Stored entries
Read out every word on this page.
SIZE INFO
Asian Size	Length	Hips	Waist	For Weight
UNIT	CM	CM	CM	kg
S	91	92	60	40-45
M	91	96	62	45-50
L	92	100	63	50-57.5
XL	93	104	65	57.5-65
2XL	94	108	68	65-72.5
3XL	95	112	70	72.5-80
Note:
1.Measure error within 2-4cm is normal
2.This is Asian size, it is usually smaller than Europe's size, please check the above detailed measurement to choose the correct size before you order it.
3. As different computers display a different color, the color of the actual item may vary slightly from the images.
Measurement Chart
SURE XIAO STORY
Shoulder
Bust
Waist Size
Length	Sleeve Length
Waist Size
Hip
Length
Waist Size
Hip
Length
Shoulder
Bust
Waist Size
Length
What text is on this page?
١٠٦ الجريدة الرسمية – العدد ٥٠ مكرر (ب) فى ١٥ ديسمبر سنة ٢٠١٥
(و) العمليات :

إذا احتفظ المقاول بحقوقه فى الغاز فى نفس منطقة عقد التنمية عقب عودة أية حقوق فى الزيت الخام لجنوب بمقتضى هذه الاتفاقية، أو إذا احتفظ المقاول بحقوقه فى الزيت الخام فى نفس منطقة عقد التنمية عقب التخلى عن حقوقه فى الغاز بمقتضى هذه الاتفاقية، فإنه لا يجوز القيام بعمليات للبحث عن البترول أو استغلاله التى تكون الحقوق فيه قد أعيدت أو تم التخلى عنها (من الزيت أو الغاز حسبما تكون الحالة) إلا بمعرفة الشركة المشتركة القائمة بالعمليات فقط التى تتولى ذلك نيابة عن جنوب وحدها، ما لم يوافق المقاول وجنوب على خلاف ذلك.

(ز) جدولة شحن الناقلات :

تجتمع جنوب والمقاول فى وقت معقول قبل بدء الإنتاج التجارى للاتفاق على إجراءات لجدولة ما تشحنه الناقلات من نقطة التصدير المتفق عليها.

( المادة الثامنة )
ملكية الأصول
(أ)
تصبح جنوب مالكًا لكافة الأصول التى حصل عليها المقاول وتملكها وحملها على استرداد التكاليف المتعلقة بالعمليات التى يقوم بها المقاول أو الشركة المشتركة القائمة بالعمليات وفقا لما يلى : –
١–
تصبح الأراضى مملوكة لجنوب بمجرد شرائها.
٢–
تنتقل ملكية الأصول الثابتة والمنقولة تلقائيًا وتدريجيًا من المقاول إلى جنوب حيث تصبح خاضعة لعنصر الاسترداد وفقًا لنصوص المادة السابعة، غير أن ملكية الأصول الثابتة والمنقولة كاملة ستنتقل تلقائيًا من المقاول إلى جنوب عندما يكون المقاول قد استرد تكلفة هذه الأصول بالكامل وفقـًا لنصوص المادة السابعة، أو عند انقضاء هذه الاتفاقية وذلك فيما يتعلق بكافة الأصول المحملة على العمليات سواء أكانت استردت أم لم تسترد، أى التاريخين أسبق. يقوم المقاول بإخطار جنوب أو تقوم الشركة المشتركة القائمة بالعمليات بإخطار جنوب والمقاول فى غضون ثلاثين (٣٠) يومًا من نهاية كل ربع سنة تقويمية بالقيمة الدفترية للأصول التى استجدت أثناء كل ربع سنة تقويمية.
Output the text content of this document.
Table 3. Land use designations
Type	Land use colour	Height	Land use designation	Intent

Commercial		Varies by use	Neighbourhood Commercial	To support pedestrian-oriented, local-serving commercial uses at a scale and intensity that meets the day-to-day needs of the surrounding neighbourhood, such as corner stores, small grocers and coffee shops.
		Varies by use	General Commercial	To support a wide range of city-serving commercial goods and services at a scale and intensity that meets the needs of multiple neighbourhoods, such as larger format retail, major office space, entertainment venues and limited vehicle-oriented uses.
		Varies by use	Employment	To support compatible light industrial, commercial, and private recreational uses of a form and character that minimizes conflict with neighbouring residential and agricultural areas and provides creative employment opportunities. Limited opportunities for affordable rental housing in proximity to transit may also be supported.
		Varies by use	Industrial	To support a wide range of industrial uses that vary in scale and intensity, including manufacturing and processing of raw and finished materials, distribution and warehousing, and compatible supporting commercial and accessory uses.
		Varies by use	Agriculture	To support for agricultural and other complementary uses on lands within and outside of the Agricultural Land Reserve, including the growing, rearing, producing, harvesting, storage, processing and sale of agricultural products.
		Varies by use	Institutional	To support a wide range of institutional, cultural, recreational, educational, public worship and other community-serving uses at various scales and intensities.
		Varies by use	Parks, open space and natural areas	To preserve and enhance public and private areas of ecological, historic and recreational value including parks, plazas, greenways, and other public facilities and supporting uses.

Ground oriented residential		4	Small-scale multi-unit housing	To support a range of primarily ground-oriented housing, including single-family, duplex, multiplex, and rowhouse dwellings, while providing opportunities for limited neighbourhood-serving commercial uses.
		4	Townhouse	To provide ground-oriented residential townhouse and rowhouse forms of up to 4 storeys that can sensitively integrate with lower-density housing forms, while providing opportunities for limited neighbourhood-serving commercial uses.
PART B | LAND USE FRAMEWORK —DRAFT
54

* _Task details_
Which lines in the records above contain the string "range"? Copy each one.

* _Response below_
		Varies by use	General Commercial	To support a wide range of city-serving commercial goods and services at a scale and intensity that meets the needs of multiple neighbourhoods, such as larger format retail, major office space, entertainment venues and limited vehicle-oriented uses.
		Varies by use	Industrial	To support a wide range of industrial uses that vary in scale and intensity, including manufacturing and processing of raw and finished materials, distribution and warehousing, and compatible supporting commercial and accessory uses.
		Varies by use	Institutional	To support a wide range of institutional, cultural, recreational, educational, public worship and other community-serving uses at various scales and intensities.
Ground oriented residential		4	Small-scale multi-unit housing	To support a range of primarily ground-oriented housing, including single-family, duplex, multiplex, and rowhouse dwellings, while providing opportunities for limited neighbourhood-serving commercial uses.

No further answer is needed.